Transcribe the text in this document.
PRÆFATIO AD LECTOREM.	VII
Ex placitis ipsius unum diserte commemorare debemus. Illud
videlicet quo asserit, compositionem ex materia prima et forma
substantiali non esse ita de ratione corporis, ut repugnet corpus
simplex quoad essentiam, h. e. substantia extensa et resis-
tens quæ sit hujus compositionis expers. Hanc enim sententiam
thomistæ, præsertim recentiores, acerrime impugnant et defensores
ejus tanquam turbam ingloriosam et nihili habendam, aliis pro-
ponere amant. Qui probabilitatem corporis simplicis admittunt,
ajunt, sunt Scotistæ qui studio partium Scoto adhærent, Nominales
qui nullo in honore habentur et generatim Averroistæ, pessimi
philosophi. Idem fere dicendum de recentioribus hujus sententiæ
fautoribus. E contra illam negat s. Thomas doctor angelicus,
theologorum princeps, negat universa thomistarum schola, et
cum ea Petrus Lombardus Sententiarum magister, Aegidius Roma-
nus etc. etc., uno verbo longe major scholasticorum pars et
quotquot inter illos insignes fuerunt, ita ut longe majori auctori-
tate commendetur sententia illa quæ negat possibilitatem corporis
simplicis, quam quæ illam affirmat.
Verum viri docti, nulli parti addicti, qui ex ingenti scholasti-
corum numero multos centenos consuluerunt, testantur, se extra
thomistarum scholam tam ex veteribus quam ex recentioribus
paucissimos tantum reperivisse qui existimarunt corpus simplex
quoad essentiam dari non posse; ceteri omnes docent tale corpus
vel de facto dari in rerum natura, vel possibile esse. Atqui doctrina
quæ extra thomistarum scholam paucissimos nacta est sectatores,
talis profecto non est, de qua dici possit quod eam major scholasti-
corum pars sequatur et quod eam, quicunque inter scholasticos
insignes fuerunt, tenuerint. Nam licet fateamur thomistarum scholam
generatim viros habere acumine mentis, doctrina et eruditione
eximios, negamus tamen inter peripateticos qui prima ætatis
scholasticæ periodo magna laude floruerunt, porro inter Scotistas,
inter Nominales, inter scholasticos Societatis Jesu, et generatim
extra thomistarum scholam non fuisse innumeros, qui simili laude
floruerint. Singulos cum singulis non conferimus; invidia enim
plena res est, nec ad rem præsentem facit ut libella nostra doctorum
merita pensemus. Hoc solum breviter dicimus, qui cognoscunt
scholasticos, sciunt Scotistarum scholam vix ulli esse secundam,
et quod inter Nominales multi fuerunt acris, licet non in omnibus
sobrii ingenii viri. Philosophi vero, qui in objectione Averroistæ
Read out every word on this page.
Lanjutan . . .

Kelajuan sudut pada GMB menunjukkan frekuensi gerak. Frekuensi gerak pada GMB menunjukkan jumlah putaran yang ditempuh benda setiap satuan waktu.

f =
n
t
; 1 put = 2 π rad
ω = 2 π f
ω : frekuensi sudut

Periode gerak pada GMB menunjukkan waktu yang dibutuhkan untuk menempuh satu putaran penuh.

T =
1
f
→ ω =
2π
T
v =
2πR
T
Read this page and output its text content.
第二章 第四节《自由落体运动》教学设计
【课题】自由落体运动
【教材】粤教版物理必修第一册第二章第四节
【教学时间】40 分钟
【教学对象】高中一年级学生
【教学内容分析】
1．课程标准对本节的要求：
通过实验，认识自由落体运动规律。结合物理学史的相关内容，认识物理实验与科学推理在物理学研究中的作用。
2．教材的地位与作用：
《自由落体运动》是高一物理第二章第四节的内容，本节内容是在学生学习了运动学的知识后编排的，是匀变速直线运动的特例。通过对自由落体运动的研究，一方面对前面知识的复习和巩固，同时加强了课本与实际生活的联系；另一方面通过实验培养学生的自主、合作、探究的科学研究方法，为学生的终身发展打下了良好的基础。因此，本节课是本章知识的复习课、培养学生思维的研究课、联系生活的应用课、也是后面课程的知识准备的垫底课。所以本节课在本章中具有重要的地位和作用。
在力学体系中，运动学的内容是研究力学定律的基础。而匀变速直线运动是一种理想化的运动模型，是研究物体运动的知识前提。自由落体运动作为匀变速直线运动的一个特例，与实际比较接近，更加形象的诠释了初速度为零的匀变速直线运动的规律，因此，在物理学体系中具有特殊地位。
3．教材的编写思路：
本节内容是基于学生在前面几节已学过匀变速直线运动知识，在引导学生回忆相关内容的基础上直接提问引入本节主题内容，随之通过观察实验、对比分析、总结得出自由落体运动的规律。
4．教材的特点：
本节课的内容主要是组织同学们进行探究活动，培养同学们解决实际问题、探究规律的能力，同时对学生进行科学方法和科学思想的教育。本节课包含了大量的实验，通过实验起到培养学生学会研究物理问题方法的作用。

• • • • • • •

> [Task to carry out]: From the listing above, extract every line exactly as it stands.

> [Response to the exercise]:
Transcribe the text in this document.
PRÆFATIO AD LECTOREM.	VII
Ex placitis ipsius unum diserte commemorare debemus. Illud
videlicet quo asserit, compositionem ex materia prima et forma
substantiali non esse ita de ratione corporis, ut repugnet corpus
simplex quoad essentiam, h. e. substantia extensa et resis-
tens quæ sit hujus compositionis expers. Hanc enim sententiam
thomistæ, præsertim recentiores, acerrime impugnant et defensores
ejus tanquam turbam ingloriosam et nihili habendam, aliis pro-
ponere amant. Qui probabilitatem corporis simplicis admittunt,
ajunt, sunt Scotistæ qui studio partium Scoto adhærent, Nominales
qui nullo in honore habentur et generatim Averroistæ, pessimi
philosophi. Idem fere dicendum de recentioribus hujus sententiæ
fautoribus. E contra illam negat s. Thomas doctor angelicus,
theologorum princeps, negat universa thomistarum schola, et
cum ea Petrus Lombardus Sententiarum magister, Aegidius Roma-
nus etc. etc., uno verbo longe major scholasticorum pars et
quotquot inter illos insignes fuerunt, ita ut longe majori auctori-
tate commendetur sententia illa quæ negat possibilitatem corporis
simplicis, quam quæ illam affirmat.
Verum viri docti, nulli parti addicti, qui ex ingenti scholasti-
corum numero multos centenos consuluerunt, testantur, se extra
thomistarum scholam tam ex veteribus quam ex recentioribus
paucissimos tantum reperivisse qui existimarunt corpus simplex
quoad essentiam dari non posse; ceteri omnes docent tale corpus
vel de facto dari in rerum natura, vel possibile esse. Atqui doctrina
quæ extra thomistarum scholam paucissimos nacta est sectatores,
talis profecto non est, de qua dici possit quod eam major scholasti-
corum pars sequatur et quod eam, quicunque inter scholasticos
insignes fuerunt, tenuerint. Nam licet fateamur thomistarum scholam
generatim viros habere acumine mentis, doctrina et eruditione
eximios, negamus tamen inter peripateticos qui prima ætatis
scholasticæ periodo magna laude floruerunt, porro inter Scotistas,
inter Nominales, inter scholasticos Societatis Jesu, et generatim
extra thomistarum scholam non fuisse innumeros, qui simili laude
floruerint. Singulos cum singulis non conferimus; invidia enim
plena res est, nec ad rem præsentem facit ut libella nostra doctorum
merita pensemus. Hoc solum breviter dicimus, qui cognoscunt
scholasticos, sciunt Scotistarum scholam vix ulli esse secundam,
et quod inter Nominales multi fuerunt acris, licet non in omnibus
sobrii ingenii viri. Philosophi vero, qui in objectione Averroistæ
Read out every word on this page.
Lanjutan . . .

Kelajuan sudut pada GMB menunjukkan frekuensi gerak. Frekuensi gerak pada GMB menunjukkan jumlah putaran yang ditempuh benda setiap satuan waktu.

f =
n
t
; 1 put = 2 π rad
ω = 2 π f
ω : frekuensi sudut

Periode gerak pada GMB menunjukkan waktu yang dibutuhkan untuk menempuh satu putaran penuh.

T =
1
f
→ ω =
2π
T
v =
2πR
T
Read this page and output its text content.
第二章 第四节《自由落体运动》教学设计
【课题】自由落体运动
【教材】粤教版物理必修第一册第二章第四节
【教学时间】40 分钟
【教学对象】高中一年级学生
【教学内容分析】
1．课程标准对本节的要求：
通过实验，认识自由落体运动规律。结合物理学史的相关内容，认识物理实验与科学推理在物理学研究中的作用。
2．教材的地位与作用：
《自由落体运动》是高一物理第二章第四节的内容，本节内容是在学生学习了运动学的知识后编排的，是匀变速直线运动的特例。通过对自由落体运动的研究，一方面对前面知识的复习和巩固，同时加强了课本与实际生活的联系；另一方面通过实验培养学生的自主、合作、探究的科学研究方法，为学生的终身发展打下了良好的基础。因此，本节课是本章知识的复习课、培养学生思维的研究课、联系生活的应用课、也是后面课程的知识准备的垫底课。所以本节课在本章中具有重要的地位和作用。
在力学体系中，运动学的内容是研究力学定律的基础。而匀变速直线运动是一种理想化的运动模型，是研究物体运动的知识前提。自由落体运动作为匀变速直线运动的一个特例，与实际比较接近，更加形象的诠释了初速度为零的匀变速直线运动的规律，因此，在物理学体系中具有特殊地位。
3．教材的编写思路：
本节内容是基于学生在前面几节已学过匀变速直线运动知识，在引导学生回忆相关内容的基础上直接提问引入本节主题内容，随之通过观察实验、对比分析、总结得出自由落体运动的规律。
4．教材的特点：
本节课的内容主要是组织同学们进行探究活动，培养同学们解决实际问题、探究规律的能力，同时对学生进行科学方法和科学思想的教育。本节课包含了大量的实验，通过实验起到培养学生学会研究物理问题方法的作用。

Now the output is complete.